- _EXERCISE BRIEF_
Retype all of the entries word for word.

- _STORED RECORDS_
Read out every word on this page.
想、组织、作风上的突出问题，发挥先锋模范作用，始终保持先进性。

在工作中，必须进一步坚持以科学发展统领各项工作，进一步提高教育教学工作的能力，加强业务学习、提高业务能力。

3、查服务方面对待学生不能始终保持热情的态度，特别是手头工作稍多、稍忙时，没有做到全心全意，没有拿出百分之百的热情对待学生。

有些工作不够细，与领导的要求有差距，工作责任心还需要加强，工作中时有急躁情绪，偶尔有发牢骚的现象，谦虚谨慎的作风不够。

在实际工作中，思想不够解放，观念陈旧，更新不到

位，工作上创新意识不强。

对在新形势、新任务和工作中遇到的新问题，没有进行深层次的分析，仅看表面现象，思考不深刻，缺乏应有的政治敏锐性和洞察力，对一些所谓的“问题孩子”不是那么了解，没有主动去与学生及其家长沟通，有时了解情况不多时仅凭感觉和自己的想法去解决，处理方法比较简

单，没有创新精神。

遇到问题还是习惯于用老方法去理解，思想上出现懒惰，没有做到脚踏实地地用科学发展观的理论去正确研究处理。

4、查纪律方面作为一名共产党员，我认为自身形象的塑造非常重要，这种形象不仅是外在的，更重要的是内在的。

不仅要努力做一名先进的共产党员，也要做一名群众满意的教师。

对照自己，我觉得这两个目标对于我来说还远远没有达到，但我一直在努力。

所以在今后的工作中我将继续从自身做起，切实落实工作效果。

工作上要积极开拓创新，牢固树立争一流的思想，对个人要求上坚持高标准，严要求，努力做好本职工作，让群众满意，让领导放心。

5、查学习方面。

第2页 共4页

- _TASK SOLUTION_
Read out every word on this page.
想、组织、作风上的突出问题，发挥先锋模范作用，始终保持先进性。

在工作中，必须进一步坚持以科学发展统领各项工作，进一步提高教育教学工作的能力，加强业务学习、提高业务能力。

3、查服务方面对待学生不能始终保持热情的态度，特别是手头工作稍多、稍忙时，没有做到全心全意，没有拿出百分之百的热情对待学生。

有些工作不够细，与领导的要求有差距，工作责任心还需要加强，工作中时有急躁情绪，偶尔有发牢骚的现象，谦虚谨慎的作风不够。

在实际工作中，思想不够解放，观念陈旧，更新不到

位，工作上创新意识不强。

对在新形势、新任务和工作中遇到的新问题，没有进行深层次的分析，仅看表面现象，思考不深刻，缺乏应有的政治敏锐性和洞察力，对一些所谓的“问题孩子”不是那么了解，没有主动去与学生及其家长沟通，有时了解情况不多时仅凭感觉和自己的想法去解决，处理方法比较简

单，没有创新精神。

遇到问题还是习惯于用老方法去理解，思想上出现懒惰，没有做到脚踏实地地用科学发展观的理论去正确研究处理。

4、查纪律方面作为一名共产党员，我认为自身形象的塑造非常重要，这种形象不仅是外在的，更重要的是内在的。

不仅要努力做一名先进的共产党员，也要做一名群众满意的教师。

对照自己，我觉得这两个目标对于我来说还远远没有达到，但我一直在努力。

所以在今后的工作中我将继续从自身做起，切实落实工作效果。

工作上要积极开拓创新，牢固树立争一流的思想，对个人要求上坚持高标准，严要求，努力做好本职工作，让群众满意，让领导放心。

5、查学习方面。

第2页 共4页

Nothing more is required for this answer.